## Goal of the exercise
Down to the last line, set down the material below exactly, excluding pictures.

## Raw data
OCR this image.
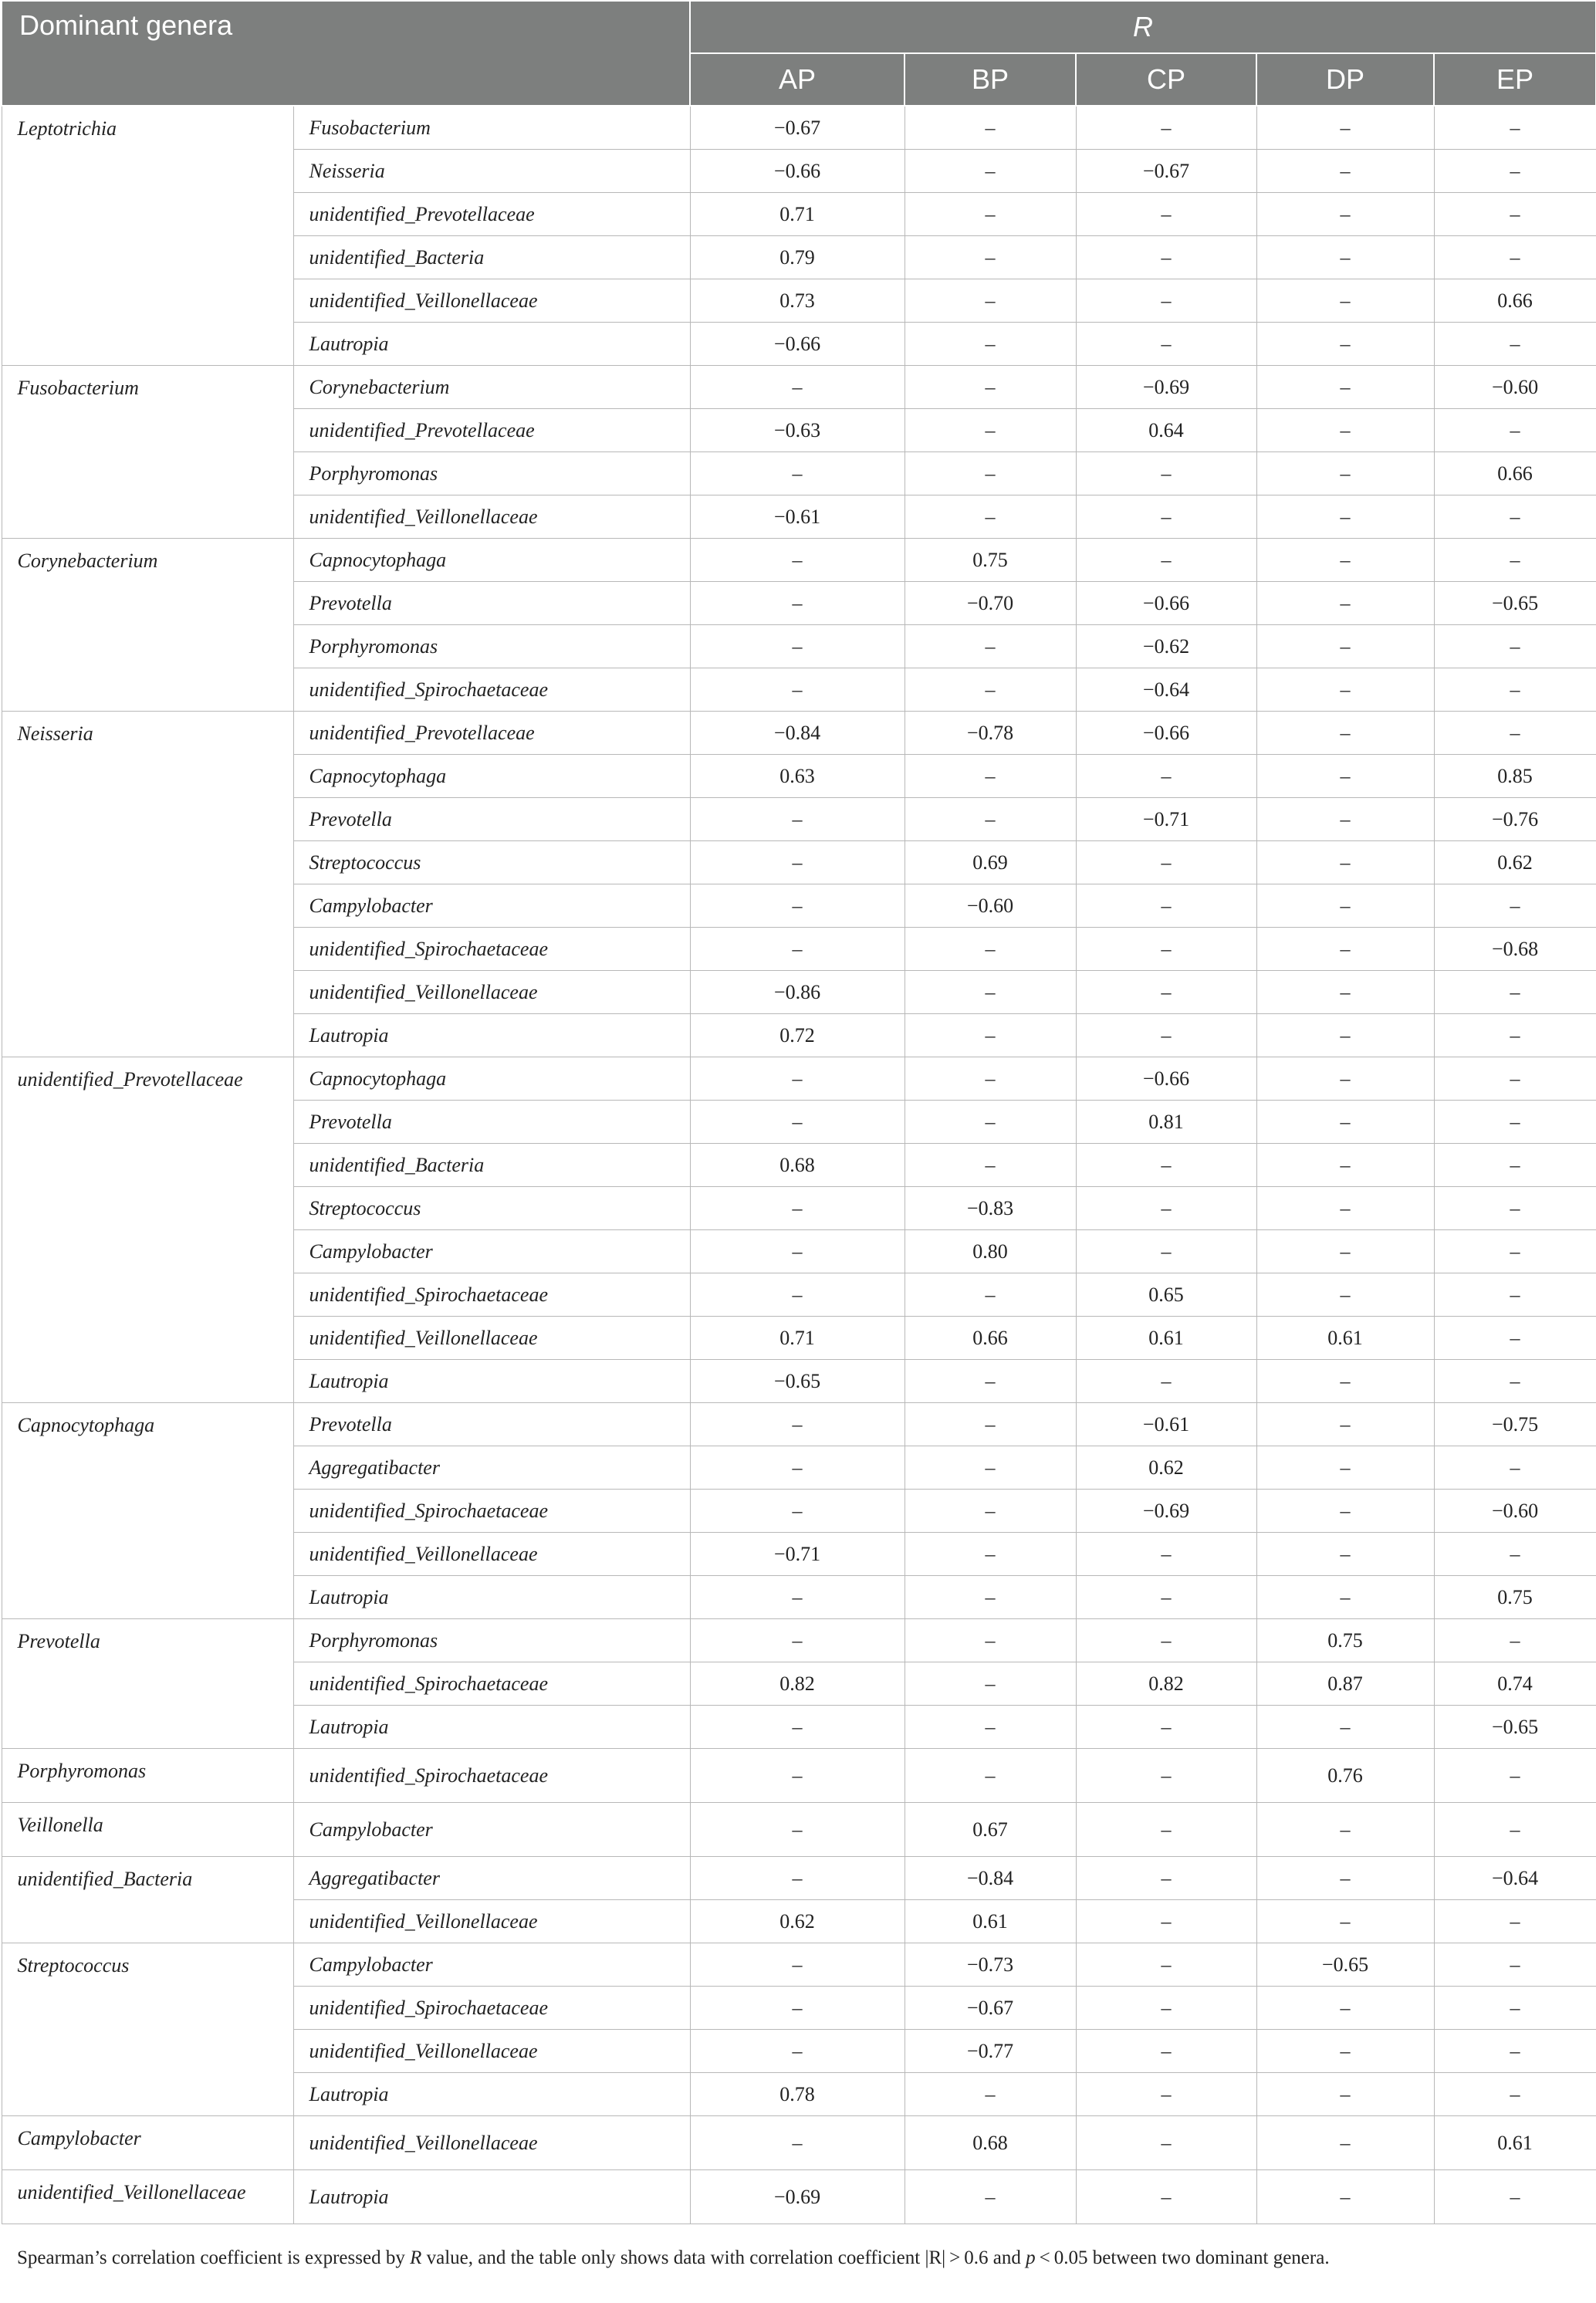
Dominant genera		R				
		AP	BP	CP	DP	EP
Leptotrichia	Fusobacterium	−0.67	–	–	–	–
	Neisseria	−0.66	–	−0.67	–	–
	unidentified_Prevotellaceae	0.71	–	–	–	–
	unidentified_Bacteria	0.79	–	–	–	–
	unidentified_Veillonellaceae	0.73	–	–	–	0.66
	Lautropia	−0.66	–	–	–	–
Fusobacterium	Corynebacterium	–	–	−0.69	–	−0.60
	unidentified_Prevotellaceae	−0.63	–	0.64	–	–
	Porphyromonas	–	–	–	–	0.66
	unidentified_Veillonellaceae	−0.61	–	–	–	–
Corynebacterium	Capnocytophaga	–	0.75	–	–	–
	Prevotella	–	−0.70	−0.66	–	−0.65
	Porphyromonas	–	–	−0.62	–	–
	unidentified_Spirochaetaceae	–	–	−0.64	–	–
Neisseria	unidentified_Prevotellaceae	−0.84	−0.78	−0.66	–	–
	Capnocytophaga	0.63	–	–	–	0.85
	Prevotella	–	–	−0.71	–	−0.76
	Streptococcus	–	0.69	–	–	0.62
	Campylobacter	–	−0.60	–	–	–
	unidentified_Spirochaetaceae	–	–	–	–	−0.68
	unidentified_Veillonellaceae	−0.86	–	–	–	–
	Lautropia	0.72	–	–	–	–
unidentified_Prevotellaceae	Capnocytophaga	–	–	−0.66	–	–
	Prevotella	–	–	0.81	–	–
	unidentified_Bacteria	0.68	–	–	–	–
	Streptococcus	–	−0.83	–	–	–
	Campylobacter	–	0.80	–	–	–
	unidentified_Spirochaetaceae	–	–	0.65	–	–
	unidentified_Veillonellaceae	0.71	0.66	0.61	0.61	–
	Lautropia	−0.65	–	–	–	–
Capnocytophaga	Prevotella	–	–	−0.61	–	−0.75
	Aggregatibacter	–	–	0.62	–	–
	unidentified_Spirochaetaceae	–	–	−0.69	–	−0.60
	unidentified_Veillonellaceae	−0.71	–	–	–	–
	Lautropia	–	–	–	–	0.75
Prevotella	Porphyromonas	–	–	–	0.75	–
	unidentified_Spirochaetaceae	0.82	–	0.82	0.87	0.74
	Lautropia	–	–	–	–	−0.65
Porphyromonas	unidentified_Spirochaetaceae	–	–	–	0.76	–
Veillonella	Campylobacter	–	0.67	–	–	–
unidentified_Bacteria	Aggregatibacter	–	−0.84	–	–	−0.64
	unidentified_Veillonellaceae	0.62	0.61	–	–	–
Streptococcus	Campylobacter	–	−0.73	–	−0.65	–
	unidentified_Spirochaetaceae	–	−0.67	–	–	–
	unidentified_Veillonellaceae	–	−0.77	–	–	–
	Lautropia	0.78	–	–	–	–
Campylobacter	unidentified_Veillonellaceae	–	0.68	–	–	0.61
unidentified_Veillonellaceae	Lautropia	−0.69	–	–	–	–
Spearman’s correlation coefficient is expressed by R value, and the table only shows data with correlation coefficient |R| > 0.6 and p < 0.05 between two dominant genera.
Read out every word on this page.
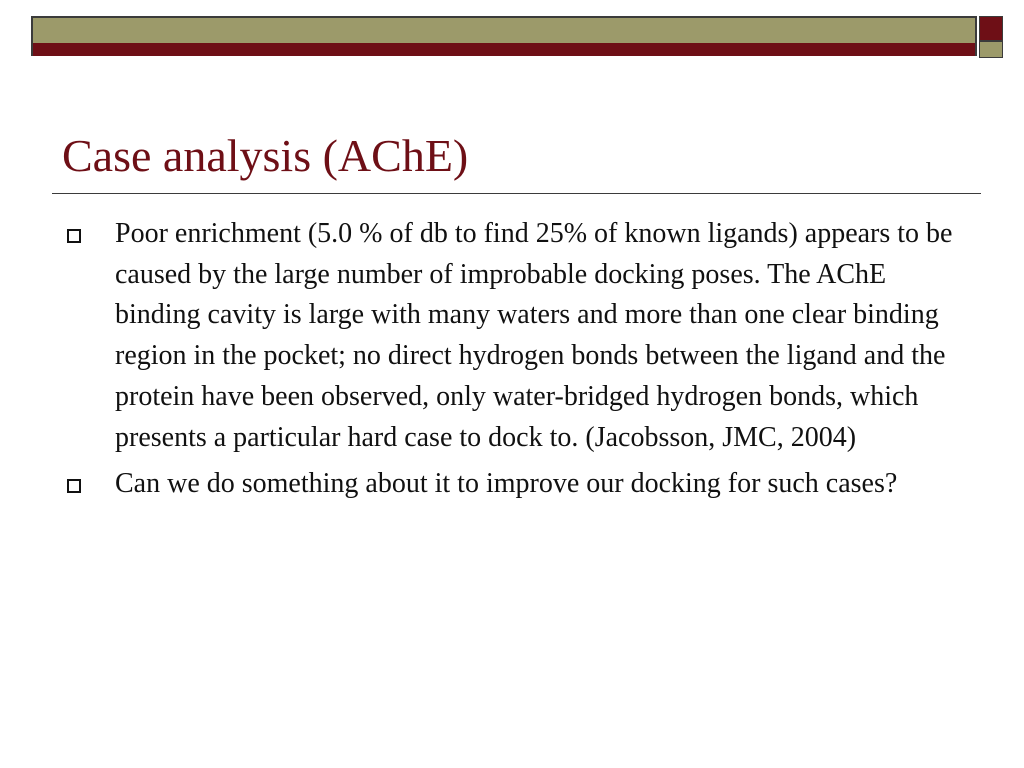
Case analysis (AChE)
Poor enrichment (5.0 % of db to find 25% of known ligands) appears to be caused by the large number of improbable docking poses. The AChE binding cavity is large with many waters and more than one clear binding region in the pocket; no direct hydrogen bonds between the ligand and the protein have been observed, only water-bridged hydrogen bonds, which presents a particular hard case to dock to. (Jacobsson, JMC, 2004)
Can we do something about it to improve our docking for such cases?
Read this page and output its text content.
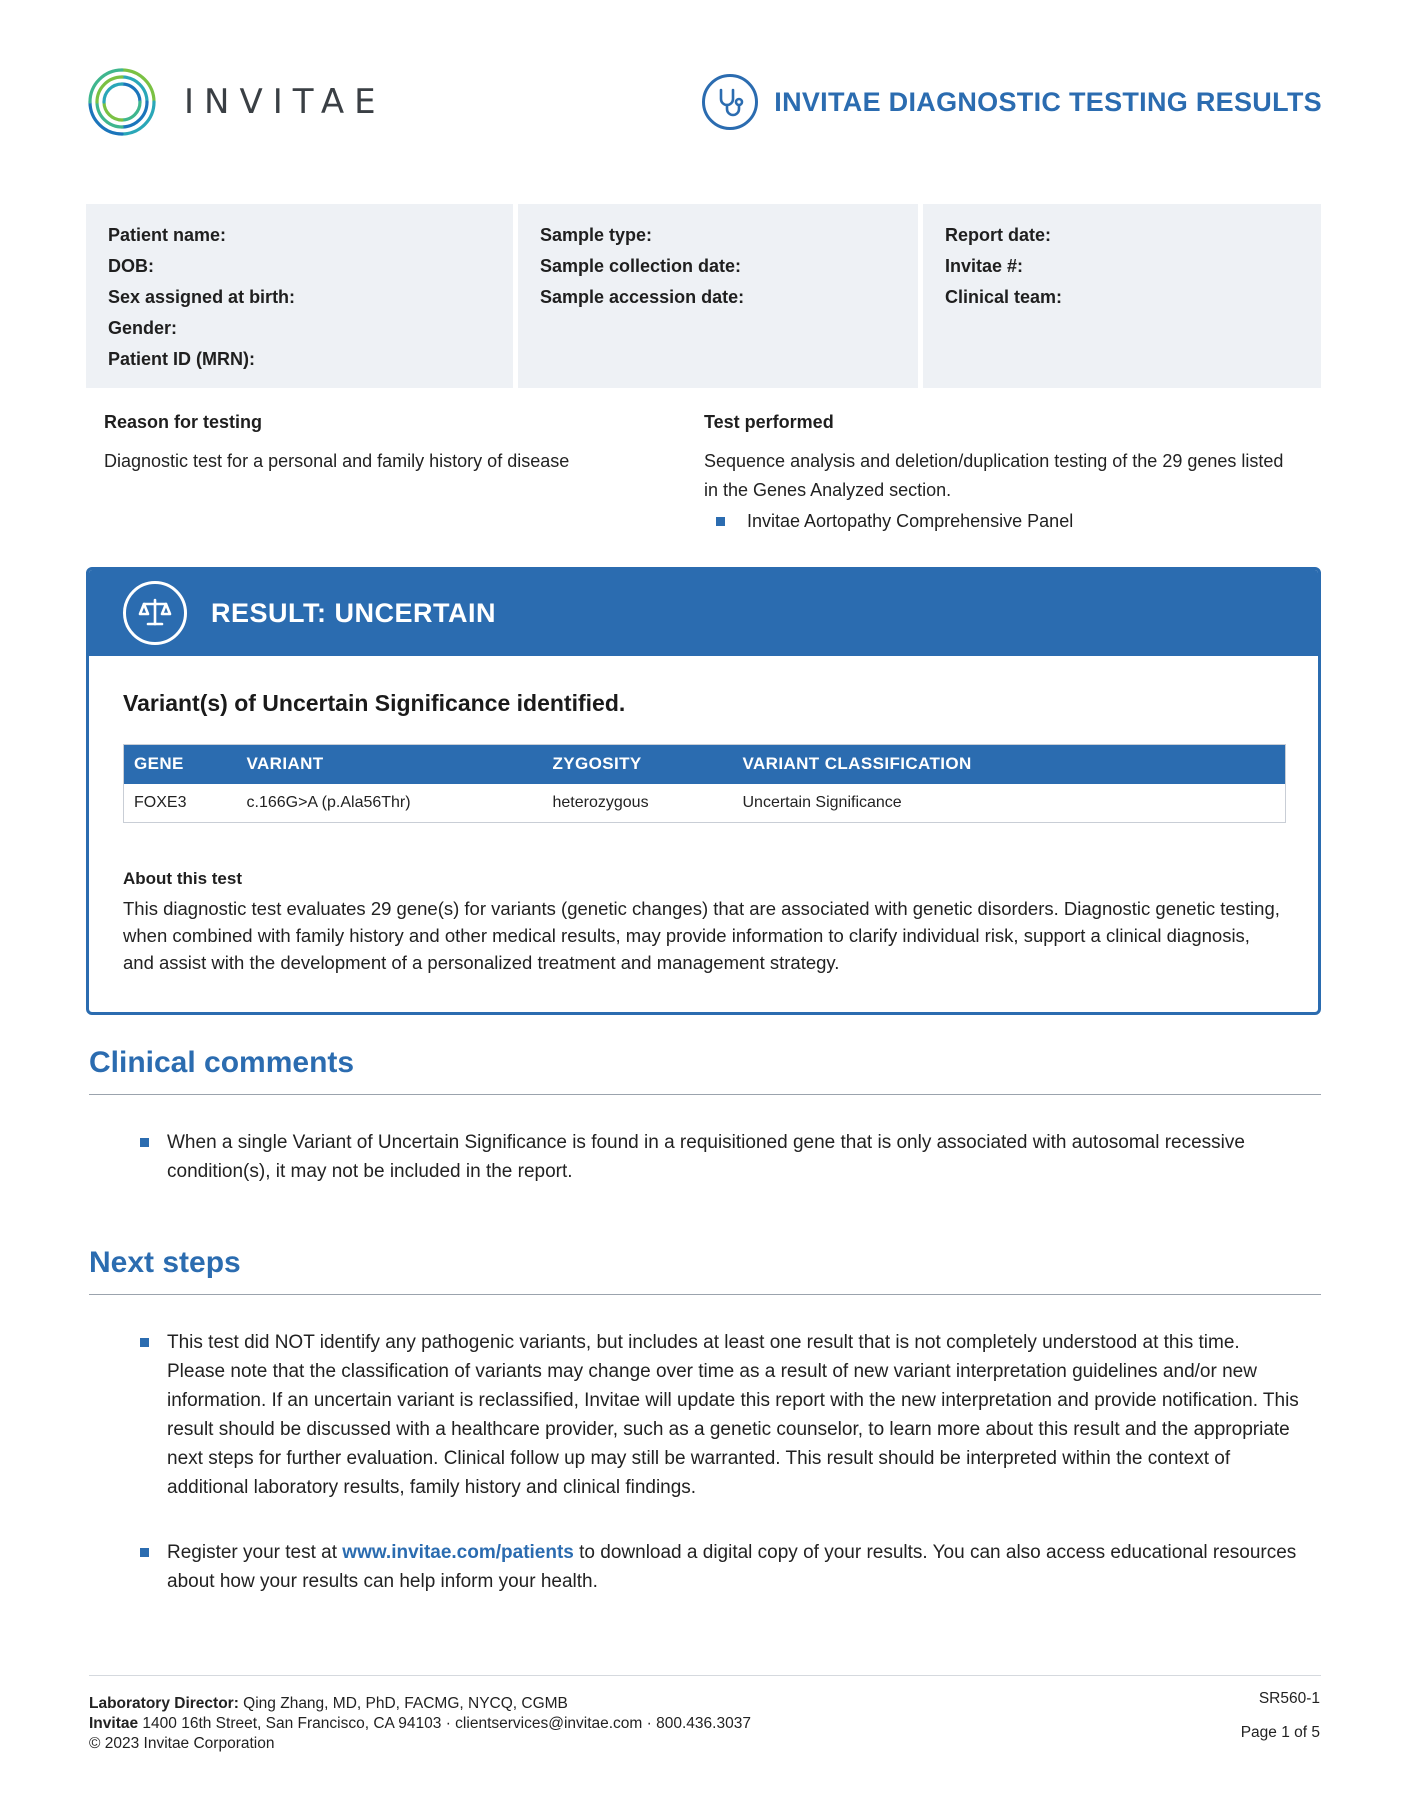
INVITAE	INVITAE DIAGNOSTIC TESTING RESULTS
Patient name:
DOB:
Sex assigned at birth:
Gender:
Patient ID (MRN):
Sample type:
Sample collection date:
Sample accession date:
Report date:
Invitae #:
Clinical team:
Reason for testing
Diagnostic test for a personal and family history of disease
Test performed
Sequence analysis and deletion/duplication testing of the 29 genes listed
in the Genes Analyzed section.
Invitae Aortopathy Comprehensive Panel
RESULT: UNCERTAIN
Variant(s) of Uncertain Significance identified.
GENE	VARIANT	ZYGOSITY	VARIANT CLASSIFICATION
FOXE3	c.166G>A (p.Ala56Thr)	heterozygous	Uncertain Significance
About this test
This diagnostic test evaluates 29 gene(s) for variants (genetic changes) that are associated with genetic disorders. Diagnostic genetic testing, when combined with family history and other medical results, may provide information to clarify individual risk, support a clinical diagnosis, and assist with the development of a personalized treatment and management strategy.
Clinical comments
When a single Variant of Uncertain Significance is found in a requisitioned gene that is only associated with autosomal recessive condition(s), it may not be included in the report.
Next steps
This test did NOT identify any pathogenic variants, but includes at least one result that is not completely understood at this time. Please note that the classification of variants may change over time as a result of new variant interpretation guidelines and/or new information. If an uncertain variant is reclassified, Invitae will update this report with the new interpretation and provide notification. This result should be discussed with a healthcare provider, such as a genetic counselor, to learn more about this result and the appropriate next steps for further evaluation. Clinical follow up may still be warranted. This result should be interpreted within the context of additional laboratory results, family history and clinical findings.
Register your test at www.invitae.com/patients to download a digital copy of your results. You can also access educational resources about how your results can help inform your health.
Laboratory Director: Qing Zhang, MD, PhD, FACMG, NYCQ, CGMB
Invitae 1400 16th Street, San Francisco, CA 94103 · clientservices@invitae.com · 800.436.3037
© 2023 Invitae Corporation
SR560-1
Page 1 of 5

## Finished task
OCR this image.
Dominant genera		R				
		AP	BP	CP	DP	EP
Leptotrichia	Fusobacterium	−0.67	–	–	–	–
	Neisseria	−0.66	–	−0.67	–	–
	unidentified_Prevotellaceae	0.71	–	–	–	–
	unidentified_Bacteria	0.79	–	–	–	–
	unidentified_Veillonellaceae	0.73	–	–	–	0.66
	Lautropia	−0.66	–	–	–	–
Fusobacterium	Corynebacterium	–	–	−0.69	–	−0.60
	unidentified_Prevotellaceae	−0.63	–	0.64	–	–
	Porphyromonas	–	–	–	–	0.66
	unidentified_Veillonellaceae	−0.61	–	–	–	–
Corynebacterium	Capnocytophaga	–	0.75	–	–	–
	Prevotella	–	−0.70	−0.66	–	−0.65
	Porphyromonas	–	–	−0.62	–	–
	unidentified_Spirochaetaceae	–	–	−0.64	–	–
Neisseria	unidentified_Prevotellaceae	−0.84	−0.78	−0.66	–	–
	Capnocytophaga	0.63	–	–	–	0.85
	Prevotella	–	–	−0.71	–	−0.76
	Streptococcus	–	0.69	–	–	0.62
	Campylobacter	–	−0.60	–	–	–
	unidentified_Spirochaetaceae	–	–	–	–	−0.68
	unidentified_Veillonellaceae	−0.86	–	–	–	–
	Lautropia	0.72	–	–	–	–
unidentified_Prevotellaceae	Capnocytophaga	–	–	−0.66	–	–
	Prevotella	–	–	0.81	–	–
	unidentified_Bacteria	0.68	–	–	–	–
	Streptococcus	–	−0.83	–	–	–
	Campylobacter	–	0.80	–	–	–
	unidentified_Spirochaetaceae	–	–	0.65	–	–
	unidentified_Veillonellaceae	0.71	0.66	0.61	0.61	–
	Lautropia	−0.65	–	–	–	–
Capnocytophaga	Prevotella	–	–	−0.61	–	−0.75
	Aggregatibacter	–	–	0.62	–	–
	unidentified_Spirochaetaceae	–	–	−0.69	–	−0.60
	unidentified_Veillonellaceae	−0.71	–	–	–	–
	Lautropia	–	–	–	–	0.75
Prevotella	Porphyromonas	–	–	–	0.75	–
	unidentified_Spirochaetaceae	0.82	–	0.82	0.87	0.74
	Lautropia	–	–	–	–	−0.65
Porphyromonas	unidentified_Spirochaetaceae	–	–	–	0.76	–
Veillonella	Campylobacter	–	0.67	–	–	–
unidentified_Bacteria	Aggregatibacter	–	−0.84	–	–	−0.64
	unidentified_Veillonellaceae	0.62	0.61	–	–	–
Streptococcus	Campylobacter	–	−0.73	–	−0.65	–
	unidentified_Spirochaetaceae	–	−0.67	–	–	–
	unidentified_Veillonellaceae	–	−0.77	–	–	–
	Lautropia	0.78	–	–	–	–
Campylobacter	unidentified_Veillonellaceae	–	0.68	–	–	0.61
unidentified_Veillonellaceae	Lautropia	−0.69	–	–	–	–
Spearman’s correlation coefficient is expressed by R value, and the table only shows data with correlation coefficient |R| > 0.6 and p < 0.05 between two dominant genera.
Read out every word on this page.
Case analysis (AChE)
Poor enrichment (5.0 % of db to find 25% of known ligands) appears to be caused by the large number of improbable docking poses. The AChE binding cavity is large with many waters and more than one clear binding region in the pocket; no direct hydrogen bonds between the ligand and the protein have been observed, only water-bridged hydrogen bonds, which presents a particular hard case to dock to. (Jacobsson, JMC, 2004)
Can we do something about it to improve our docking for such cases?
Read this page and output its text content.
INVITAE	INVITAE DIAGNOSTIC TESTING RESULTS
Patient name:
DOB:
Sex assigned at birth:
Gender:
Patient ID (MRN):
Sample type:
Sample collection date:
Sample accession date:
Report date:
Invitae #:
Clinical team:
Reason for testing
Diagnostic test for a personal and family history of disease
Test performed
Sequence analysis and deletion/duplication testing of the 29 genes listed
in the Genes Analyzed section.
Invitae Aortopathy Comprehensive Panel
RESULT: UNCERTAIN
Variant(s) of Uncertain Significance identified.
GENE	VARIANT	ZYGOSITY	VARIANT CLASSIFICATION
FOXE3	c.166G>A (p.Ala56Thr)	heterozygous	Uncertain Significance
About this test
This diagnostic test evaluates 29 gene(s) for variants (genetic changes) that are associated with genetic disorders. Diagnostic genetic testing, when combined with family history and other medical results, may provide information to clarify individual risk, support a clinical diagnosis, and assist with the development of a personalized treatment and management strategy.
Clinical comments
When a single Variant of Uncertain Significance is found in a requisitioned gene that is only associated with autosomal recessive condition(s), it may not be included in the report.
Next steps
This test did NOT identify any pathogenic variants, but includes at least one result that is not completely understood at this time. Please note that the classification of variants may change over time as a result of new variant interpretation guidelines and/or new information. If an uncertain variant is reclassified, Invitae will update this report with the new interpretation and provide notification. This result should be discussed with a healthcare provider, such as a genetic counselor, to learn more about this result and the appropriate next steps for further evaluation. Clinical follow up may still be warranted. This result should be interpreted within the context of additional laboratory results, family history and clinical findings.
Register your test at www.invitae.com/patients to download a digital copy of your results. You can also access educational resources about how your results can help inform your health.
Laboratory Director: Qing Zhang, MD, PhD, FACMG, NYCQ, CGMB
Invitae 1400 16th Street, San Francisco, CA 94103 · clientservices@invitae.com · 800.436.3037
© 2023 Invitae Corporation
SR560-1
Page 1 of 5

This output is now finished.